Task requirements - Express the entries, from the very first line through the line containing "The memory unit 26 is at (618, 223).", as a JSON list of strings with one string per line and blank lines omitted.

(Records)
____
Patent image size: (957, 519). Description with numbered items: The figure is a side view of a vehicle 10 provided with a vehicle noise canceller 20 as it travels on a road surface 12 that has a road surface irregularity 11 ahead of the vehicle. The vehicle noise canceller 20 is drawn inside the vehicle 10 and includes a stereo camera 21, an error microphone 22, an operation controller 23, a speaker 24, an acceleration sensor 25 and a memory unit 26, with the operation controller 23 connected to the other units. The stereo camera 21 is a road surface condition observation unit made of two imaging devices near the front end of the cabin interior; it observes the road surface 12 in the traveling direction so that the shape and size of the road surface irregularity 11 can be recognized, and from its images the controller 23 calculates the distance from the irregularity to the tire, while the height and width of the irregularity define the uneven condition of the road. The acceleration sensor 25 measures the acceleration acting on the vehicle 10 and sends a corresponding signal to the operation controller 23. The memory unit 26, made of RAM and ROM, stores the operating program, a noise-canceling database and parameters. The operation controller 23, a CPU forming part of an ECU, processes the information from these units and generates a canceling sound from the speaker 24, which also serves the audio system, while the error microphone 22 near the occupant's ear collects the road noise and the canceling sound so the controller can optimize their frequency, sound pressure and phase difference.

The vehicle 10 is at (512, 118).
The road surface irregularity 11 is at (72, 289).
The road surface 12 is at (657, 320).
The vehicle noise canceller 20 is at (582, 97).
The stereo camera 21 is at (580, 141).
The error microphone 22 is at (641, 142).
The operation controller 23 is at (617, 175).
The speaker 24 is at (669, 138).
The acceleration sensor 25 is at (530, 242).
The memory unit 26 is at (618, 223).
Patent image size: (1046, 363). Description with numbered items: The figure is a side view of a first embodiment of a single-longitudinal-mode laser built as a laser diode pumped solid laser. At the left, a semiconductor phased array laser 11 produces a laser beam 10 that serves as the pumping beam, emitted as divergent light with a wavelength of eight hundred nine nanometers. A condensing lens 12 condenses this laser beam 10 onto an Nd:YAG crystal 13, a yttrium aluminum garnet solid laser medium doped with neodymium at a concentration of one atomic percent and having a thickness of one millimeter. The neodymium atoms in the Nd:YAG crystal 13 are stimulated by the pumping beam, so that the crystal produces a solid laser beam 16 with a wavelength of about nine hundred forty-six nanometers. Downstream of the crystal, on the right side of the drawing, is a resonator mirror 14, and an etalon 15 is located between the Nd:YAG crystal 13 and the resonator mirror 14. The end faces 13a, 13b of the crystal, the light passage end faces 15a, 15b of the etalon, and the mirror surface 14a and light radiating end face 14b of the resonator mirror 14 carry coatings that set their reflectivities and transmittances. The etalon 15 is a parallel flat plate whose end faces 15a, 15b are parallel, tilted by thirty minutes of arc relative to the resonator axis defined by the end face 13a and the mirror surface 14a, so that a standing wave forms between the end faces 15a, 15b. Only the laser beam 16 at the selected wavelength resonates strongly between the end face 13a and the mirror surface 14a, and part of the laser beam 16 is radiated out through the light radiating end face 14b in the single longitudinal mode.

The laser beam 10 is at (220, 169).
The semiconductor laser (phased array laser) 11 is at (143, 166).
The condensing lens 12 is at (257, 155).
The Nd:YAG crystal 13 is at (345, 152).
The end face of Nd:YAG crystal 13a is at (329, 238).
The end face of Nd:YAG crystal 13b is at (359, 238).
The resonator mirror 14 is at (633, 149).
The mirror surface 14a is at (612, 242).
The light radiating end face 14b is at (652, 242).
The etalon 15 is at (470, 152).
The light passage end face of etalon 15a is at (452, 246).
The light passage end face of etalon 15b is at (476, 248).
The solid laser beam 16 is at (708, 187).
____
The result -
[
  "Patent image size: (957, 519). Description with numbered items: The figure is a side view of a vehicle 10 provided with a vehicle noise canceller 20 as it travels on a road surface 12 that has a road surface irregularity 11 ahead of the vehicle. The vehicle noise canceller 20 is drawn inside the vehicle 10 and includes a stereo camera 21, an error microphone 22, an operation controller 23, a speaker 24, an acceleration sensor 25 and a memory unit 26, with the operation controller 23 connected to the other units. The stereo camera 21 is a road surface condition observation unit made of two imaging devices near the front end of the cabin interior; it observes the road surface 12 in the traveling direction so that the shape and size of the road surface irregularity 11 can be recognized, and from its images the controller 23 calculates the distance from the irregularity to the tire, while the height and width of the irregularity define the uneven condition of the road. The acceleration sensor 25 measures the acceleration acting on the vehicle 10 and sends a corresponding signal to the operation controller 23. The memory unit 26, made of RAM and ROM, stores the operating program, a noise-canceling database and parameters. The operation controller 23, a CPU forming part of an ECU, processes the information from these units and generates a canceling sound from the speaker 24, which also serves the audio system, while the error microphone 22 near the occupant's ear collects the road noise and the canceling sound so the controller can optimize their frequency, sound pressure and phase difference.",
  "The vehicle 10 is at (512, 118).",
  "The road surface irregularity 11 is at (72, 289).",
  "The road surface 12 is at (657, 320).",
  "The vehicle noise canceller 20 is at (582, 97).",
  "The stereo camera 21 is at (580, 141).",
  "The error microphone 22 is at (641, 142).",
  "The operation controller 23 is at (617, 175).",
  "The speaker 24 is at (669, 138).",
  "The acceleration sensor 25 is at (530, 242).",
  "The memory unit 26 is at (618, 223)."
]